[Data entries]
--- Begin ---
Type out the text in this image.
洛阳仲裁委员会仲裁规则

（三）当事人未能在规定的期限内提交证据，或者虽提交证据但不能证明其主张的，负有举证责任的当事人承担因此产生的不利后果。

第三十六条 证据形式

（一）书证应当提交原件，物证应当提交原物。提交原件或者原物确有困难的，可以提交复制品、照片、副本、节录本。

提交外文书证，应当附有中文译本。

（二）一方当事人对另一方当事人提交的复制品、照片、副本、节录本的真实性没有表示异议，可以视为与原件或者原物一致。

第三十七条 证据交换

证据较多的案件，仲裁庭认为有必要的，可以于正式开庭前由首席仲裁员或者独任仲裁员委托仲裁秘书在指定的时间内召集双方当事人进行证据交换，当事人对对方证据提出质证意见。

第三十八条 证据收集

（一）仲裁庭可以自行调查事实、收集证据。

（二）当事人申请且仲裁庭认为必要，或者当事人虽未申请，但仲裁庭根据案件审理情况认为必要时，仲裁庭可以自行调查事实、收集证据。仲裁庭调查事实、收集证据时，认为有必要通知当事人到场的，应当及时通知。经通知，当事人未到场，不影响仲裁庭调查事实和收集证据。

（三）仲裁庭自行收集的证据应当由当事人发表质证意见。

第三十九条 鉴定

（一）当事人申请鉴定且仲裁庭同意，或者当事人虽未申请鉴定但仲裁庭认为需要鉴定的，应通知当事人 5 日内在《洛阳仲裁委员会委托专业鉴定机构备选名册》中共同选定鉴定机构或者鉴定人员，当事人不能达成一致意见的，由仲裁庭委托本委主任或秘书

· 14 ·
--- End ---
**Task goal:**
Please output the entire listing exactly as it stands.

**Solved exercise:**
Type out the text in this image.
洛阳仲裁委员会仲裁规则

（三）当事人未能在规定的期限内提交证据，或者虽提交证据但不能证明其主张的，负有举证责任的当事人承担因此产生的不利后果。

第三十六条 证据形式

（一）书证应当提交原件，物证应当提交原物。提交原件或者原物确有困难的，可以提交复制品、照片、副本、节录本。

提交外文书证，应当附有中文译本。

（二）一方当事人对另一方当事人提交的复制品、照片、副本、节录本的真实性没有表示异议，可以视为与原件或者原物一致。

第三十七条 证据交换

证据较多的案件，仲裁庭认为有必要的，可以于正式开庭前由首席仲裁员或者独任仲裁员委托仲裁秘书在指定的时间内召集双方当事人进行证据交换，当事人对对方证据提出质证意见。

第三十八条 证据收集

（一）仲裁庭可以自行调查事实、收集证据。

（二）当事人申请且仲裁庭认为必要，或者当事人虽未申请，但仲裁庭根据案件审理情况认为必要时，仲裁庭可以自行调查事实、收集证据。仲裁庭调查事实、收集证据时，认为有必要通知当事人到场的，应当及时通知。经通知，当事人未到场，不影响仲裁庭调查事实和收集证据。

（三）仲裁庭自行收集的证据应当由当事人发表质证意见。

第三十九条 鉴定

（一）当事人申请鉴定且仲裁庭同意，或者当事人虽未申请鉴定但仲裁庭认为需要鉴定的，应通知当事人 5 日内在《洛阳仲裁委员会委托专业鉴定机构备选名册》中共同选定鉴定机构或者鉴定人员，当事人不能达成一致意见的，由仲裁庭委托本委主任或秘书

· 14 ·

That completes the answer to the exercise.